> **Exercise brief**
Scan the records for the string "name"; copy each line where it occurs.

Stored entries:
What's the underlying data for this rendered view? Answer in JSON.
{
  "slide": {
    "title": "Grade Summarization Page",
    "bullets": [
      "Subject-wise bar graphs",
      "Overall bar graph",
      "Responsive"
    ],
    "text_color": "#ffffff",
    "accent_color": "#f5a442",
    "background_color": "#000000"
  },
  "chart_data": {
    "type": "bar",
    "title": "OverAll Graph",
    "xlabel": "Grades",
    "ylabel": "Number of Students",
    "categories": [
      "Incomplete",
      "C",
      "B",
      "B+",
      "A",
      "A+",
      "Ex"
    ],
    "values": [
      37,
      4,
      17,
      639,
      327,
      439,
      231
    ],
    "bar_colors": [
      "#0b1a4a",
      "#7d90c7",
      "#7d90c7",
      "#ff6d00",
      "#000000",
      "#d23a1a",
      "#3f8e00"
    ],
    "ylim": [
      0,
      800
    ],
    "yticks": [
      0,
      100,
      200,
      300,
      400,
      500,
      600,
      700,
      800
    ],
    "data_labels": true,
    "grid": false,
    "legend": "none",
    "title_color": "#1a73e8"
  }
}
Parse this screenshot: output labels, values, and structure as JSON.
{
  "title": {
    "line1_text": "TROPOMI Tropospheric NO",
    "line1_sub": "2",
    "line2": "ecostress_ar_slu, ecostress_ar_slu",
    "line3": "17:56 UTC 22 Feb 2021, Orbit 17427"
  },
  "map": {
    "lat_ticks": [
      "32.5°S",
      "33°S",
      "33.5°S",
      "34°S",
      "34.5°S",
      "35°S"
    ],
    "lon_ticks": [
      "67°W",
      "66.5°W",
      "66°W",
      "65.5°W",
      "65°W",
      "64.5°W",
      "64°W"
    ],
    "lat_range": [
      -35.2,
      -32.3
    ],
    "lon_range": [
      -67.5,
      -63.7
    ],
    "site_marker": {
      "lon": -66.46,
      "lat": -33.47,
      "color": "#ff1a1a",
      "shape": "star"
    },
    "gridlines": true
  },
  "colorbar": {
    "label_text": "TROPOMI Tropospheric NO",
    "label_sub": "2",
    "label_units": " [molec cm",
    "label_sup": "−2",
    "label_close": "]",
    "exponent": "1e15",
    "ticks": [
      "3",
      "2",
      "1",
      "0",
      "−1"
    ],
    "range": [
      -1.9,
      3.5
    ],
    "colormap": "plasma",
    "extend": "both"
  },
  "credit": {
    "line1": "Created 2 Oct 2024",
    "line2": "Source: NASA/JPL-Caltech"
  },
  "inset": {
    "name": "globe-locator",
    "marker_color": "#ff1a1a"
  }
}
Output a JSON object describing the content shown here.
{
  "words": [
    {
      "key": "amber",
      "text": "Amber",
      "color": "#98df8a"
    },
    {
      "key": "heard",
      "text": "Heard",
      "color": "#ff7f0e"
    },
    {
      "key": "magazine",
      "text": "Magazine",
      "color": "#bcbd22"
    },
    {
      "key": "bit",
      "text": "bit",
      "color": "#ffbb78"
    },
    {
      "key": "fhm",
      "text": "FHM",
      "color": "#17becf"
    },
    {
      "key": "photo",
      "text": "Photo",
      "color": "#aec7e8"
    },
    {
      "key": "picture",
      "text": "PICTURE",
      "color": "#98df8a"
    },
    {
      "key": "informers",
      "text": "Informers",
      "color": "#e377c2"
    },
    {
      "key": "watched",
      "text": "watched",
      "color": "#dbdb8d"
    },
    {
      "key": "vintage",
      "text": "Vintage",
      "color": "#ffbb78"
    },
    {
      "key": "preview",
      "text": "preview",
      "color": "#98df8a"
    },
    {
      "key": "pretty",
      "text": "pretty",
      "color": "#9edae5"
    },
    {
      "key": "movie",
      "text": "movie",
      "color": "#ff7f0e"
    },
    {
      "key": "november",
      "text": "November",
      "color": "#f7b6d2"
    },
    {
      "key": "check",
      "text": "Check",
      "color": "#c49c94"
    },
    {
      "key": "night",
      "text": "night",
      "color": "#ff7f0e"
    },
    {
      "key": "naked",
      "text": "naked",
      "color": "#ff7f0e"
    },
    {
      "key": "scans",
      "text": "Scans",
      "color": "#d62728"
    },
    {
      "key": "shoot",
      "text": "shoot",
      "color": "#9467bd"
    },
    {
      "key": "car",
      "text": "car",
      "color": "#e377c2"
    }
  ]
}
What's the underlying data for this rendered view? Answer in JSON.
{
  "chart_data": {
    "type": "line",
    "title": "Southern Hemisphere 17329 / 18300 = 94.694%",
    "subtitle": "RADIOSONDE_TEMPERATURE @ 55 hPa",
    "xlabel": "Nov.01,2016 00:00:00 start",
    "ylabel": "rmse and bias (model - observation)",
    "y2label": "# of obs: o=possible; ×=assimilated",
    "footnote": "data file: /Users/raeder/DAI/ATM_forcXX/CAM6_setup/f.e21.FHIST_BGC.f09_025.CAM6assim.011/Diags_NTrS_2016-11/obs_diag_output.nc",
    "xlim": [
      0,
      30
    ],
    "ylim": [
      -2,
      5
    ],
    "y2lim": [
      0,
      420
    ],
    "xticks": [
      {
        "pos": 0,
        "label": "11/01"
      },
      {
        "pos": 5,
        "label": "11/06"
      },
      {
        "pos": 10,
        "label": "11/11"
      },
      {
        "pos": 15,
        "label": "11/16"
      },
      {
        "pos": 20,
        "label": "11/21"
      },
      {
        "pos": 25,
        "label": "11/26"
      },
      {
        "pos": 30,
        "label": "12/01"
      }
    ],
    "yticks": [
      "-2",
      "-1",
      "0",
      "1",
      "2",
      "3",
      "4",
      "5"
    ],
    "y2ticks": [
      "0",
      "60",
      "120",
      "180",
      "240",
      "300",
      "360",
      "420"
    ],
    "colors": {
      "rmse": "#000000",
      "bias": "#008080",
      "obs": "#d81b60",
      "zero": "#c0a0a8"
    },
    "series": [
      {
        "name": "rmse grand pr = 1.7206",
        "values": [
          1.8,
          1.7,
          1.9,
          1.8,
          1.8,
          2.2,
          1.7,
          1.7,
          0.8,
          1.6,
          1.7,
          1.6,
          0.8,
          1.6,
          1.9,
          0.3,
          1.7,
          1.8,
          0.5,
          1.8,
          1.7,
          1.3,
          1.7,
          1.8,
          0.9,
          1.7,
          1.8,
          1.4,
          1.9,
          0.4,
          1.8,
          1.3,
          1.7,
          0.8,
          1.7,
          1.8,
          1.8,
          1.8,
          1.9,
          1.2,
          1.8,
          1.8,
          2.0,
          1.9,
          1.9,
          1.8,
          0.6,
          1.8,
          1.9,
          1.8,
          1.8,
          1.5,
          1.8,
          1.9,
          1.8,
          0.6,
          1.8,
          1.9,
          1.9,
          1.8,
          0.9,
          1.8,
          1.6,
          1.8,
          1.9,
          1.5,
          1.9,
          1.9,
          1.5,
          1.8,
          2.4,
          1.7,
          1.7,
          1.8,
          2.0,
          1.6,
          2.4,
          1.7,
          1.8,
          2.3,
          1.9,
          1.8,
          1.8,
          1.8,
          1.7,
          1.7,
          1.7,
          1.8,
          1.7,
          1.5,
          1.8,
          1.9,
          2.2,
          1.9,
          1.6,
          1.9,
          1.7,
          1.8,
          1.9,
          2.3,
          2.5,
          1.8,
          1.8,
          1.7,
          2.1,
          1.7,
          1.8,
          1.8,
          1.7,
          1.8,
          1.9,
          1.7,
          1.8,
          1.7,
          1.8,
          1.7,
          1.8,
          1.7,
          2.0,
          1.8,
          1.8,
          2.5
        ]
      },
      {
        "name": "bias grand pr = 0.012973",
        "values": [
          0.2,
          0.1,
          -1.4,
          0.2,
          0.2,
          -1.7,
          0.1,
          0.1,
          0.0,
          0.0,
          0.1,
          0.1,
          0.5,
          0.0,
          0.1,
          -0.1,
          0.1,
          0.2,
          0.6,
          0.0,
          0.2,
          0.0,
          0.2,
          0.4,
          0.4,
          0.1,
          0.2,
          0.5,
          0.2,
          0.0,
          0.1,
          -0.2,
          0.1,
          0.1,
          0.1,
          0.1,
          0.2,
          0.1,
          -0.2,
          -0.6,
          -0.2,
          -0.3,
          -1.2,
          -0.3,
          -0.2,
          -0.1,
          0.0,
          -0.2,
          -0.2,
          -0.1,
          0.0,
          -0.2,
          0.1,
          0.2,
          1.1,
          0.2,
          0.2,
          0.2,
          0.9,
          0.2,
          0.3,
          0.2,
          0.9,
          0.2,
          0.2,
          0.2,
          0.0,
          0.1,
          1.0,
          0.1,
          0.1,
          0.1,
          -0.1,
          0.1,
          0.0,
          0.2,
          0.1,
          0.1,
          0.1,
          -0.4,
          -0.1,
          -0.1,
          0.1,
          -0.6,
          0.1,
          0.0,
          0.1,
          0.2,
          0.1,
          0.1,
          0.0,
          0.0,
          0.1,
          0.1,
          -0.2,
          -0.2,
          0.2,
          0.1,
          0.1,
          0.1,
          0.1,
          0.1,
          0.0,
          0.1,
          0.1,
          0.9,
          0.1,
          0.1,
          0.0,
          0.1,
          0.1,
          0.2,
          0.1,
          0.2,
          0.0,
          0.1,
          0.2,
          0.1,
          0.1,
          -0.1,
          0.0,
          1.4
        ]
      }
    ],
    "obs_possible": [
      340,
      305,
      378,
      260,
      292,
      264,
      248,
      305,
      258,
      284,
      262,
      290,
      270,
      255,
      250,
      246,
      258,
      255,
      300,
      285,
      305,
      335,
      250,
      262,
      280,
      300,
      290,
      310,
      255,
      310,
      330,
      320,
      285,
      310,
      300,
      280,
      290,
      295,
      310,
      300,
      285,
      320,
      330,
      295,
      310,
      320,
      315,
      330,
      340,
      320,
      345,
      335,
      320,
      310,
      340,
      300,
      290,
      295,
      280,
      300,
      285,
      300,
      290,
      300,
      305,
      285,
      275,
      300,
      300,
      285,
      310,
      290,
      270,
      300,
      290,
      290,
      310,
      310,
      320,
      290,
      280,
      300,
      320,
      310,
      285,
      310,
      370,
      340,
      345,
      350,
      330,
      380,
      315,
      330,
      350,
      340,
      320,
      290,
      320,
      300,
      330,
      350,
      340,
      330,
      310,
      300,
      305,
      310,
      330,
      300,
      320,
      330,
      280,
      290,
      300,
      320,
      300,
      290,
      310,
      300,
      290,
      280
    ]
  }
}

> **Answer to this task**
    "name": "globe-locator",
        "name": "rmse grand pr = 1.7206",
        "name": "bias grand pr = 0.012973",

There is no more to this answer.